Written instruction: All of the material below is to be returned exactly.

[Start]

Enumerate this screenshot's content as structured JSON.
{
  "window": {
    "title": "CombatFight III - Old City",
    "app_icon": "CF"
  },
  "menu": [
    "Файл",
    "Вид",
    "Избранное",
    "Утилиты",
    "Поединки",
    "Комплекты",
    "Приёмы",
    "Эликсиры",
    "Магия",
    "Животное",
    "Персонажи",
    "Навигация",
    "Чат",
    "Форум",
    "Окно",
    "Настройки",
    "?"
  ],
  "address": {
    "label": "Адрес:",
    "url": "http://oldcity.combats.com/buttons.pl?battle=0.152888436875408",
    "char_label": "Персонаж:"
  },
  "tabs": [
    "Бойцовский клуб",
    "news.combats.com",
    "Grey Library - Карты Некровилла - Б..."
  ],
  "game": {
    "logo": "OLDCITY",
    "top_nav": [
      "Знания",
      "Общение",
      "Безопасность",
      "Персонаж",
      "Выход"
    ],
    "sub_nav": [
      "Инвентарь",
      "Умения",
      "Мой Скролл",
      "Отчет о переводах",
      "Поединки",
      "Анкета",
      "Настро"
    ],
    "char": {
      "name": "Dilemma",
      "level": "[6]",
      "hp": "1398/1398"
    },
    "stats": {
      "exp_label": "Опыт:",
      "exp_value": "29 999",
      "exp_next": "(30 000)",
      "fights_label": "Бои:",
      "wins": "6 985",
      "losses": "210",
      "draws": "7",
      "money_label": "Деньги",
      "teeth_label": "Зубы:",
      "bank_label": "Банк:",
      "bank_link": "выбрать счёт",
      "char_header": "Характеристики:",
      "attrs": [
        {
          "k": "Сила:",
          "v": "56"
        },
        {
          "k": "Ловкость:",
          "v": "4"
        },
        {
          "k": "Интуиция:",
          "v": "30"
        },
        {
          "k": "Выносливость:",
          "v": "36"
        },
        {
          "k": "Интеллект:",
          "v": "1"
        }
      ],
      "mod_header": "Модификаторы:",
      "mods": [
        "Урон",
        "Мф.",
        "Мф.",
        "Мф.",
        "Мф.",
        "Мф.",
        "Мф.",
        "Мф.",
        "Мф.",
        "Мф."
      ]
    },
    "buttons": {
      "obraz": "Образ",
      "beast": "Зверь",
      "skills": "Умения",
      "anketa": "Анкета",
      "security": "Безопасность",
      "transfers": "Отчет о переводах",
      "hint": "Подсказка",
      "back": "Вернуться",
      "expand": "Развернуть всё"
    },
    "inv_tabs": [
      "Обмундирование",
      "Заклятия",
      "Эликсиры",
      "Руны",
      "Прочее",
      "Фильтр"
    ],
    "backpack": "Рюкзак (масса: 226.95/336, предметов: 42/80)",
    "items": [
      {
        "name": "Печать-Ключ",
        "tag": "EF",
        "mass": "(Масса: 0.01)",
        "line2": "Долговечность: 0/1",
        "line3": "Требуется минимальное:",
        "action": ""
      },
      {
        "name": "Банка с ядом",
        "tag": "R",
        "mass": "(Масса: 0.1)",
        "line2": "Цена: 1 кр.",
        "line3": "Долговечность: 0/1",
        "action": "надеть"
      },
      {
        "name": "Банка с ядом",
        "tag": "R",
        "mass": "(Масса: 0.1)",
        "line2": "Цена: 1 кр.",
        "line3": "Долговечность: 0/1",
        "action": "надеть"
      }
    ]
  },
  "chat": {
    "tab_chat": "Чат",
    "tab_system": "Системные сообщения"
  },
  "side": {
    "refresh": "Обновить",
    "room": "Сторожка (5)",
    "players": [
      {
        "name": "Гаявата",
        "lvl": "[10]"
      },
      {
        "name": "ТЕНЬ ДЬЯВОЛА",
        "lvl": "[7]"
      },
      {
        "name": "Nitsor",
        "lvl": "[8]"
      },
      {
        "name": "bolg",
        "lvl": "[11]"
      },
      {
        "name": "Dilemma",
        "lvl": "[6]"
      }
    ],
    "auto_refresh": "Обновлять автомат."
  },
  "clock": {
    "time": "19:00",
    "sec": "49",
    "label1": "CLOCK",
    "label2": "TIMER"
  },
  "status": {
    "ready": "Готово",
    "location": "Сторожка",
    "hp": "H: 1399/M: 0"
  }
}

[End]

Exercise answer:
Enumerate this screenshot's content as structured JSON.
{
  "window": {
    "title": "CombatFight III - Old City",
    "app_icon": "CF"
  },
  "menu": [
    "Файл",
    "Вид",
    "Избранное",
    "Утилиты",
    "Поединки",
    "Комплекты",
    "Приёмы",
    "Эликсиры",
    "Магия",
    "Животное",
    "Персонажи",
    "Навигация",
    "Чат",
    "Форум",
    "Окно",
    "Настройки",
    "?"
  ],
  "address": {
    "label": "Адрес:",
    "url": "http://oldcity.combats.com/buttons.pl?battle=0.152888436875408",
    "char_label": "Персонаж:"
  },
  "tabs": [
    "Бойцовский клуб",
    "news.combats.com",
    "Grey Library - Карты Некровилла - Б..."
  ],
  "game": {
    "logo": "OLDCITY",
    "top_nav": [
      "Знания",
      "Общение",
      "Безопасность",
      "Персонаж",
      "Выход"
    ],
    "sub_nav": [
      "Инвентарь",
      "Умения",
      "Мой Скролл",
      "Отчет о переводах",
      "Поединки",
      "Анкета",
      "Настро"
    ],
    "char": {
      "name": "Dilemma",
      "level": "[6]",
      "hp": "1398/1398"
    },
    "stats": {
      "exp_label": "Опыт:",
      "exp_value": "29 999",
      "exp_next": "(30 000)",
      "fights_label": "Бои:",
      "wins": "6 985",
      "losses": "210",
      "draws": "7",
      "money_label": "Деньги",
      "teeth_label": "Зубы:",
      "bank_label": "Банк:",
      "bank_link": "выбрать счёт",
      "char_header": "Характеристики:",
      "attrs": [
        {
          "k": "Сила:",
          "v": "56"
        },
        {
          "k": "Ловкость:",
          "v": "4"
        },
        {
          "k": "Интуиция:",
          "v": "30"
        },
        {
          "k": "Выносливость:",
          "v": "36"
        },
        {
          "k": "Интеллект:",
          "v": "1"
        }
      ],
      "mod_header": "Модификаторы:",
      "mods": [
        "Урон",
        "Мф.",
        "Мф.",
        "Мф.",
        "Мф.",
        "Мф.",
        "Мф.",
        "Мф.",
        "Мф.",
        "Мф."
      ]
    },
    "buttons": {
      "obraz": "Образ",
      "beast": "Зверь",
      "skills": "Умения",
      "anketa": "Анкета",
      "security": "Безопасность",
      "transfers": "Отчет о переводах",
      "hint": "Подсказка",
      "back": "Вернуться",
      "expand": "Развернуть всё"
    },
    "inv_tabs": [
      "Обмундирование",
      "Заклятия",
      "Эликсиры",
      "Руны",
      "Прочее",
      "Фильтр"
    ],
    "backpack": "Рюкзак (масса: 226.95/336, предметов: 42/80)",
    "items": [
      {
        "name": "Печать-Ключ",
        "tag": "EF",
        "mass": "(Масса: 0.01)",
        "line2": "Долговечность: 0/1",
        "line3": "Требуется минимальное:",
        "action": ""
      },
      {
        "name": "Банка с ядом",
        "tag": "R",
        "mass": "(Масса: 0.1)",
        "line2": "Цена: 1 кр.",
        "line3": "Долговечность: 0/1",
        "action": "надеть"
      },
      {
        "name": "Банка с ядом",
        "tag": "R",
        "mass": "(Масса: 0.1)",
        "line2": "Цена: 1 кр.",
        "line3": "Долговечность: 0/1",
        "action": "надеть"
      }
    ]
  },
  "chat": {
    "tab_chat": "Чат",
    "tab_system": "Системные сообщения"
  },
  "side": {
    "refresh": "Обновить",
    "room": "Сторожка (5)",
    "players": [
      {
        "name": "Гаявата",
        "lvl": "[10]"
      },
      {
        "name": "ТЕНЬ ДЬЯВОЛА",
        "lvl": "[7]"
      },
      {
        "name": "Nitsor",
        "lvl": "[8]"
      },
      {
        "name": "bolg",
        "lvl": "[11]"
      },
      {
        "name": "Dilemma",
        "lvl": "[6]"
      }
    ],
    "auto_refresh": "Обновлять автомат."
  },
  "clock": {
    "time": "19:00",
    "sec": "49",
    "label1": "CLOCK",
    "label2": "TIMER"
  },
  "status": {
    "ready": "Готово",
    "location": "Сторожка",
    "hp": "H: 1399/M: 0"
  }
}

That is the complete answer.